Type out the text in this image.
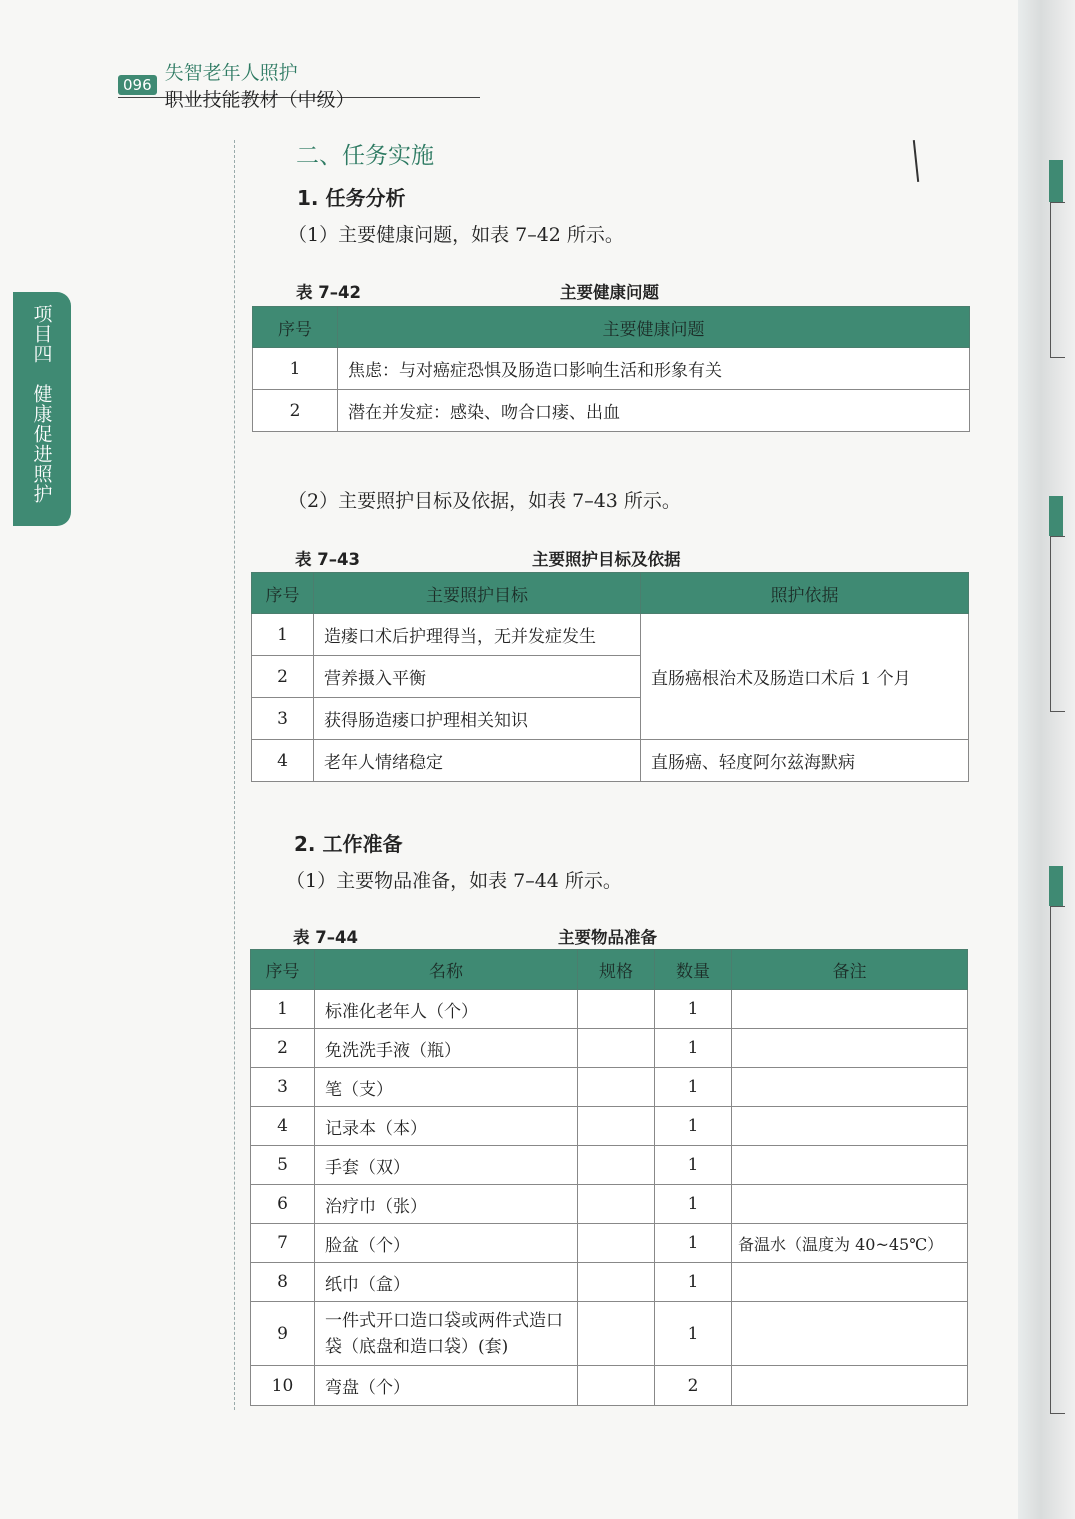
096
失智老年人照护职业技能教材（中级）
项目四　健康促进照护
二、任务实施
1. 任务分析
（1）主要健康问题，如表 7–42 所示。
表 7–42	主要健康问题
序号	主要健康问题
1	焦虑：与对癌症恐惧及肠造口影响生活和形象有关
2	潜在并发症：感染、吻合口瘘、出血
（2）主要照护目标及依据，如表 7–43 所示。
表 7–43	主要照护目标及依据
序号	主要照护目标	照护依据
1	造瘘口术后护理得当，无并发症发生	直肠癌根治术及肠造口术后 1 个月
2	营养摄入平衡	
3	获得肠造瘘口护理相关知识	
4	老年人情绪稳定	直肠癌、轻度阿尔兹海默病
2. 工作准备
（1）主要物品准备，如表 7–44 所示。
表 7–44	主要物品准备
序号	名称	规格	数量	备注
1	标准化老年人（个）		1	
2	免洗洗手液（瓶）		1	
3	笔（支）		1	
4	记录本（本）		1	
5	手套（双）		1	
6	治疗巾（张）		1	
7	脸盆（个）		1	备温水（温度为 40~45℃）
8	纸巾（盒）		1	
9	一件式开口造口袋或两件式造口袋（底盘和造口袋）(套)		1	
10	弯盘（个）		2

☆ ☆ ☆

• **PROBLEM**
Go through the records and gather the lines that hold "主要健康问题".

• **TASK OUTPUT**
（1）主要健康问题，如表 7–42 所示。
表 7–42	主要健康问题
序号	主要健康问题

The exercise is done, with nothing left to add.